Selected passage:
━━━━━━━━━━━━━━━━━━━━
My marriage was 3 years old.  It was not the epitome of perfection, but overall I was happy and liked being married. (And whose marriage is the epitome of perfection?) My husband had a good job.  I had a better job.  We had lived in our first house just a year.

 

My husband was a bit of a restless sort.  He had been without a mother since he was 9, and was somehow always seeking a way to fill up the void she left.  At the time I did not really know this.  He hid himself from me.  He made himself exactly what he thought I wanted and was good at it.  He looked a little like Jon Bon Jovi (with long hair), and more than one of my friends envied me for “catching” him.  Anyway, he drove around a lot visiting his friends and his mother’s family.  Since I liked quiet, this did not really bother me.  I had no issues with being at home alone sometimes. (In retrospect, it was a LOT of the time).  I did have issues with the amount of money he spent while out, on things that were not tangible, and the amount of gas he consumed when our gas credit card bill came.
━━━━━━━━━━━━━━━━━━━━
Supplied material:
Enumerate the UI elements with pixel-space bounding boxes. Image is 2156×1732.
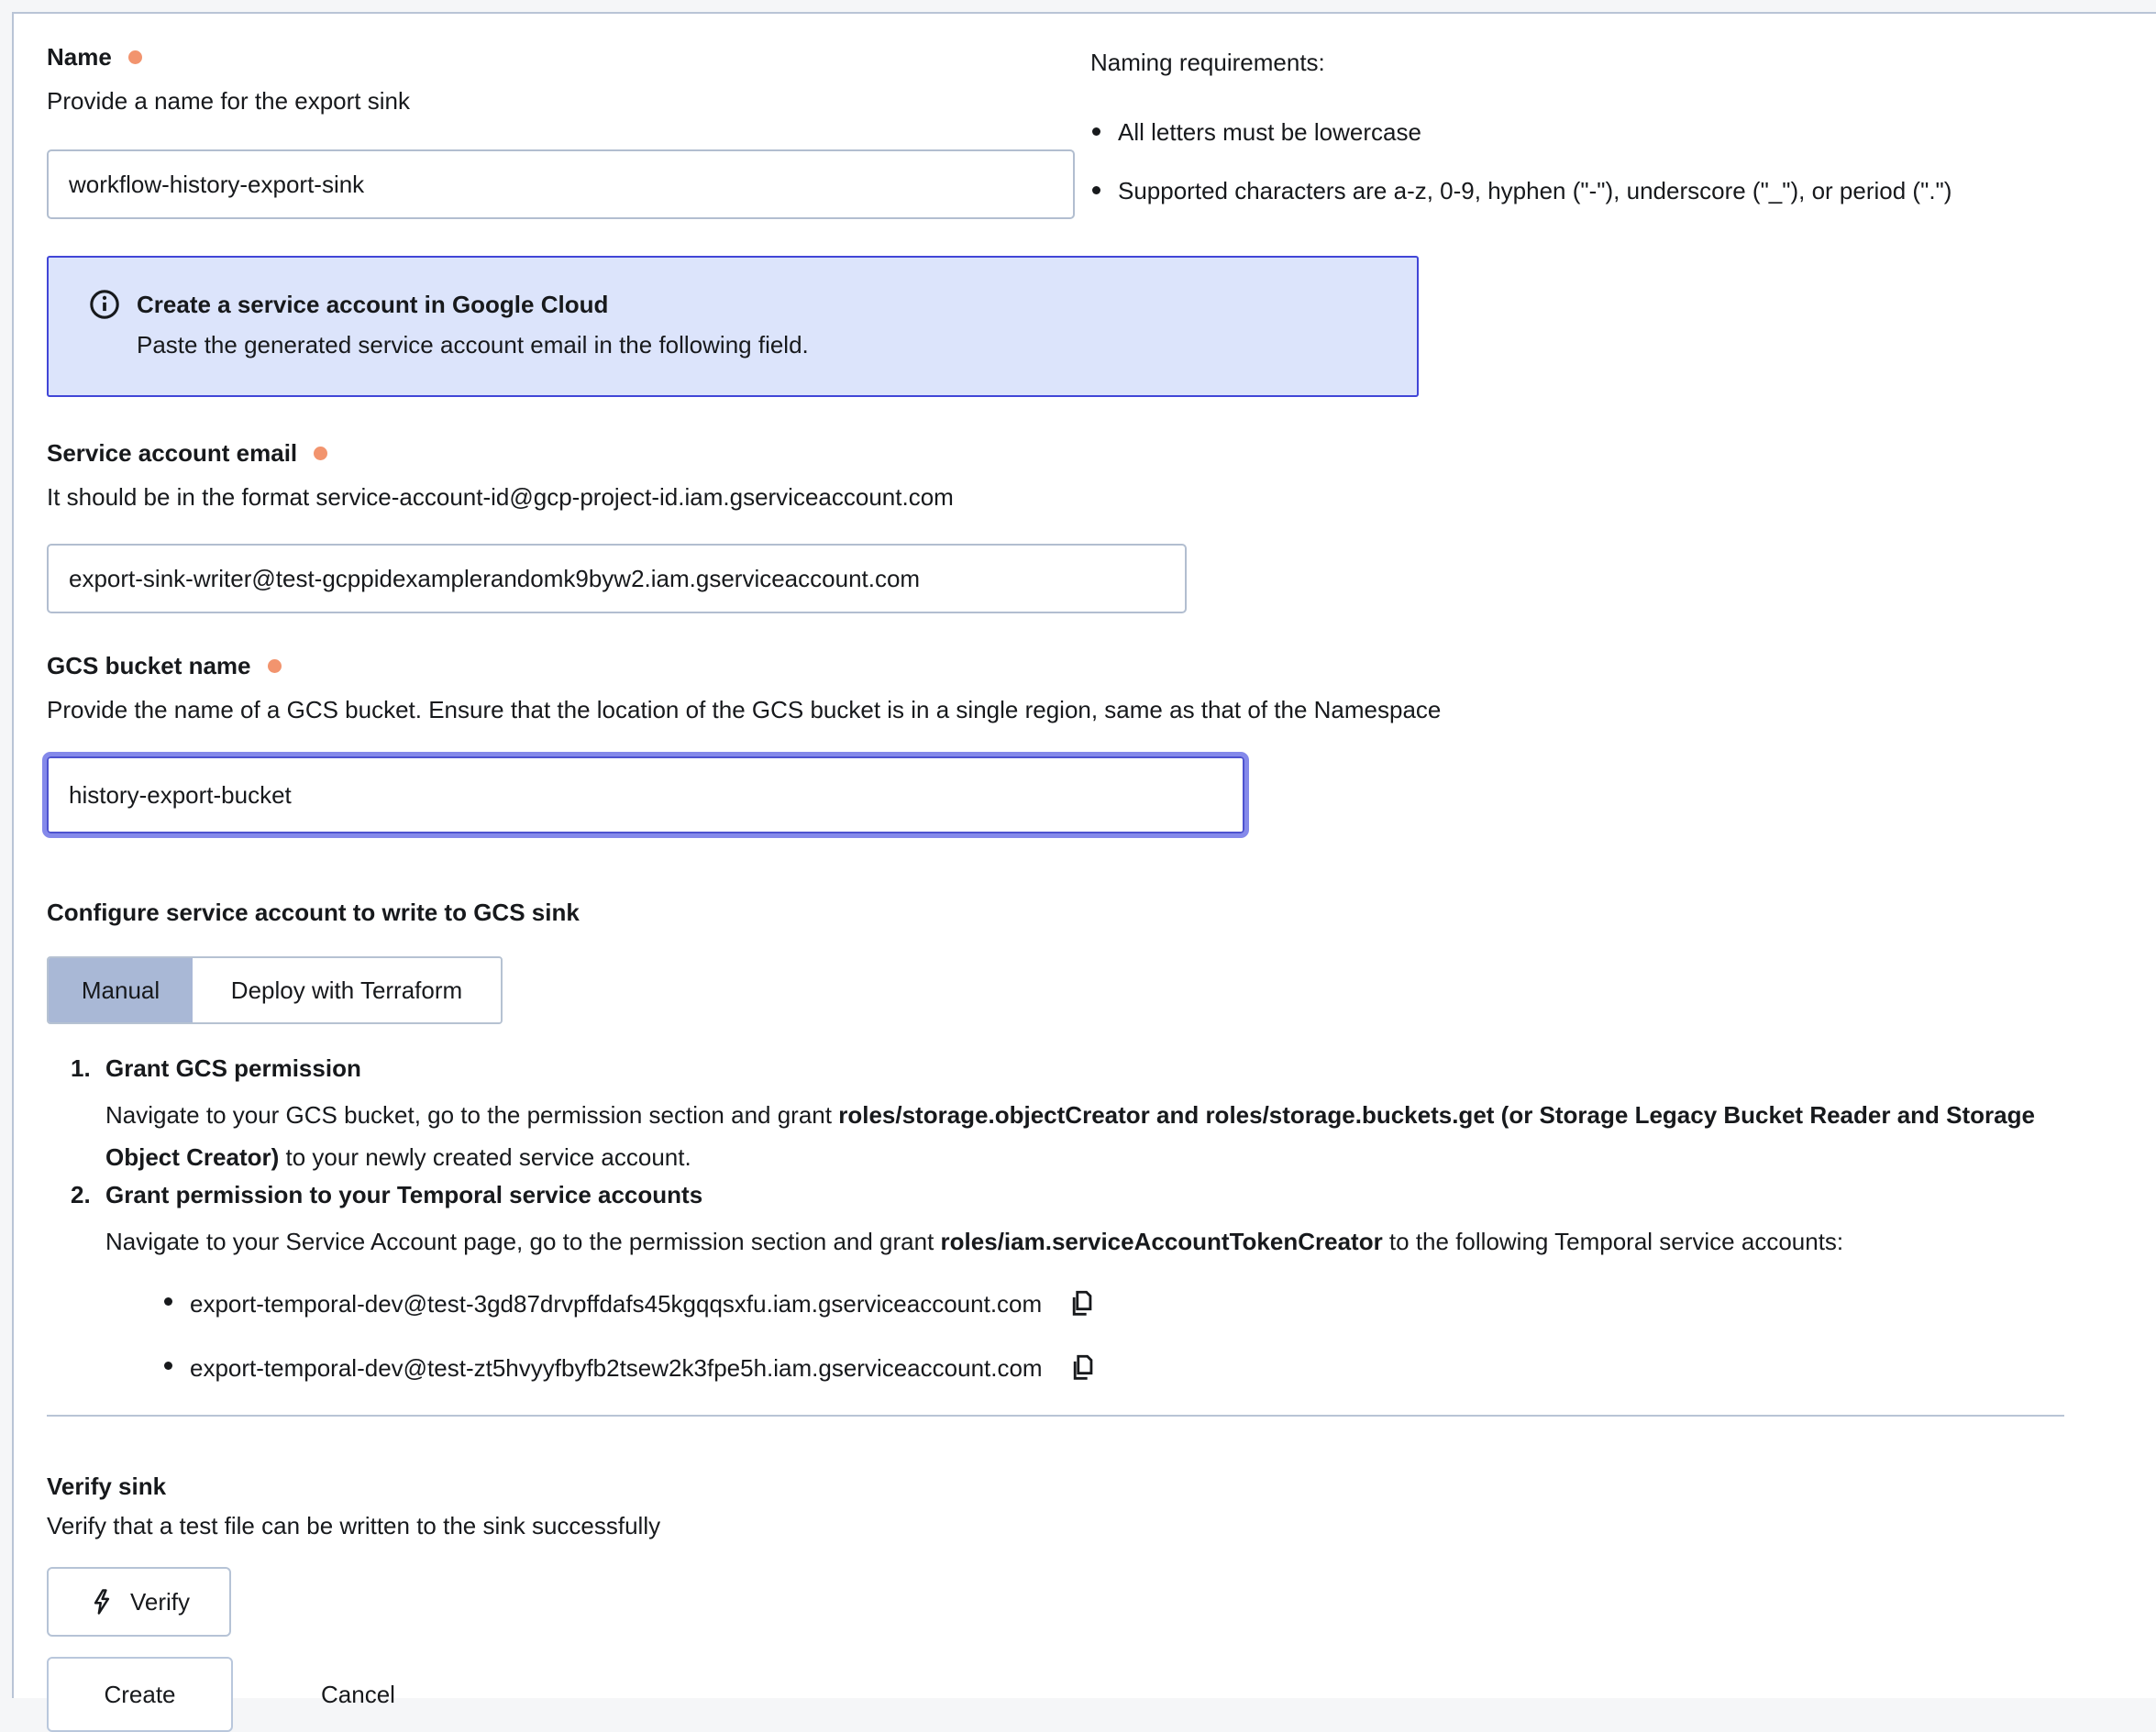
service-account-label: Service account email (47, 439, 298, 467)
tab-deploy-with-terraform[interactable]: Deploy with Terraform (193, 958, 501, 1022)
step-grant-temporal-permission (71, 1178, 2110, 1385)
service-account-email: export-temporal-dev@test-zt5hvyyfbyfb2tsew2k3fpe5h.iam.gserviceaccount.com (190, 1354, 1043, 1382)
required-dot (268, 659, 282, 673)
verify-button-label: Verify (129, 1587, 191, 1616)
service-account-description: It should be in the format service-account-id@gcp-project-id.iam.gserviceaccount.com (47, 483, 954, 511)
step-number: 2. (71, 1181, 91, 1208)
naming-requirement-item: Supported characters are a-z, 0-9, hyphen ("-"), underscore ("_"), or period (".") (1118, 175, 1951, 206)
cancel-button[interactable]: Cancel (303, 1681, 414, 1709)
naming-requirements (1090, 47, 1951, 234)
copy-icon (1067, 1352, 1098, 1384)
bullet-icon (1092, 127, 1100, 136)
required-dot (128, 50, 142, 64)
bucket-description: Provide the name of a GCS bucket. Ensure that the location of the GCS bucket is in a single region, same as that of the Namespace (47, 696, 1442, 723)
configure-section-title: Configure service account to write to GCS sink (47, 899, 580, 926)
service-account-item (190, 1351, 2110, 1385)
step-number: 1. (71, 1054, 91, 1082)
export-sink-form (12, 12, 2156, 1708)
info-box-header (89, 289, 1389, 320)
bullet-icon (164, 1362, 172, 1370)
step-grant-gcs-permission (71, 1052, 2110, 1178)
instruction-steps (47, 1052, 2110, 1385)
naming-requirements-title: Naming requirements: (1090, 49, 1325, 76)
bullet-icon (164, 1297, 172, 1306)
service-account-email: export-temporal-dev@test-3gd87drvpffdafs45kgqqsxfu.iam.gserviceaccount.com (190, 1290, 1043, 1318)
info-icon (89, 289, 120, 320)
form-actions (47, 1657, 2110, 1732)
copy-button[interactable] (1066, 1288, 1097, 1319)
section-divider (47, 1415, 2064, 1417)
step-title: Grant GCS permission (105, 1054, 361, 1082)
create-button[interactable]: Create (47, 1657, 233, 1732)
bullet-icon (1092, 186, 1100, 194)
service-account-label-row (47, 437, 2110, 469)
step-title: Grant permission to your Temporal service accounts (105, 1181, 703, 1208)
service-account-item (190, 1286, 2110, 1321)
required-dot (314, 447, 327, 460)
verify-sink-title: Verify sink (47, 1473, 167, 1500)
copy-button[interactable] (1067, 1352, 1098, 1384)
bucket-label: GCS bucket name (47, 652, 251, 679)
info-box (47, 256, 1419, 397)
tab-manual[interactable]: Manual (49, 958, 193, 1022)
naming-requirements-list (1090, 116, 1951, 206)
verify-button[interactable] (47, 1567, 231, 1637)
temporal-service-account-list (71, 1286, 2110, 1385)
copy-icon (1066, 1288, 1097, 1319)
naming-requirement-item: All letters must be lowercase (1118, 116, 1951, 148)
info-box-description: Paste the generated service account email in the following field. (137, 331, 809, 359)
verify-sink-description: Verify that a test file can be written to the sink successfully (47, 1512, 661, 1539)
service-account-email-input[interactable] (47, 544, 1187, 613)
configure-tabs (47, 956, 503, 1024)
name-description: Provide a name for the export sink (47, 87, 410, 115)
info-box-title: Create a service account in Google Cloud (137, 291, 609, 318)
bucket-label-row (47, 650, 2110, 681)
lightning-icon (88, 1588, 116, 1616)
name-label: Name (47, 43, 112, 71)
name-input[interactable] (47, 149, 1075, 219)
step-body: Navigate to your Service Account page, go to the permission section and grant roles/iam.serviceAccountTokenCreator to the following Temporal service accounts: (105, 1228, 1844, 1255)
bucket-name-input[interactable] (47, 756, 1244, 833)
step-body: Navigate to your GCS bucket, go to the permission section and grant roles/storage.objectCreator and roles/storage.buckets.get (or Storage Legacy Bucket Reader and Storage Object Creator) to your newly created service account. (105, 1101, 2035, 1171)
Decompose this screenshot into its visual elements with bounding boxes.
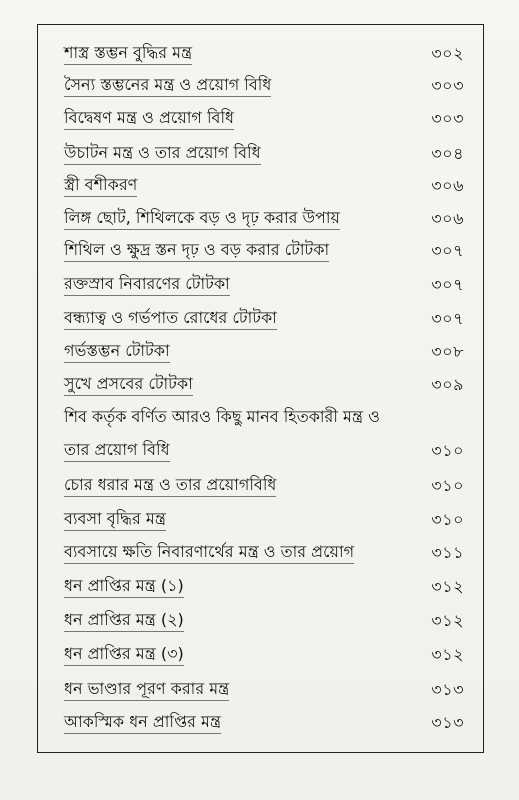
━━━━━━━━━━━━━━━━━━━━
To-do list:
(1) Translate this sentence from the passage about the marriage into Spanish: "My husband had a good job."
(2) In the rows, take everything from the line containing "service-account-label: Service account" down through the line containing "export-sink-form (12, 12, 2156, 1708)", both included. Output those lines as a JSON list of strings, one string per line, with blank lines left out.
The passage and the rows have no connection to each other.

Task-by-task outputs:
(1) Mi esposo tenía un buen trabajo.

(2)
[
  "service-account-label: Service account email (47, 439, 298, 467)",
  "tab-deploy-with-terraform[interactable]: Deploy with Terraform (193, 958, 501, 1022)",
  "step-grant-temporal-permission (71, 1178, 2110, 1385)",
  "service-account-email: export-temporal-dev@test-zt5hvyyfbyfb2tsew2k3fpe5h.iam.gserviceaccount.com (190, 1354, 1043, 1382)",
  "required-dot (268, 659, 282, 673)",
  "verify-button-label: Verify (129, 1587, 191, 1616)",
  "service-account-description: It should be in the format service-account-id@gcp-project-id.iam.gserviceaccount.com (47, 483, 954, 511)",
  "step-number: 2. (71, 1181, 91, 1208)",
  "naming-requirement-item: Supported characters are a-z, 0-9, hyphen (\"-\"), underscore (\"_\"), or period (\".\") (1118, 175, 1951, 206)",
  "cancel-button[interactable]: Cancel (303, 1681, 414, 1709)",
  "naming-requirements (1090, 47, 1951, 234)",
  "copy-icon (1067, 1352, 1098, 1384)",
  "bullet-icon (1092, 127, 1100, 136)",
  "required-dot (128, 50, 142, 64)",
  "bucket-description: Provide the name of a GCS bucket. Ensure that the location of the GCS bucket is in a single region, same as that of the Namespace (47, 696, 1442, 723)",
  "configure-section-title: Configure service account to write to GCS sink (47, 899, 580, 926)",
  "service-account-item (190, 1351, 2110, 1385)",
  "step-number: 1. (71, 1054, 91, 1082)",
  "export-sink-form (12, 12, 2156, 1708)"
]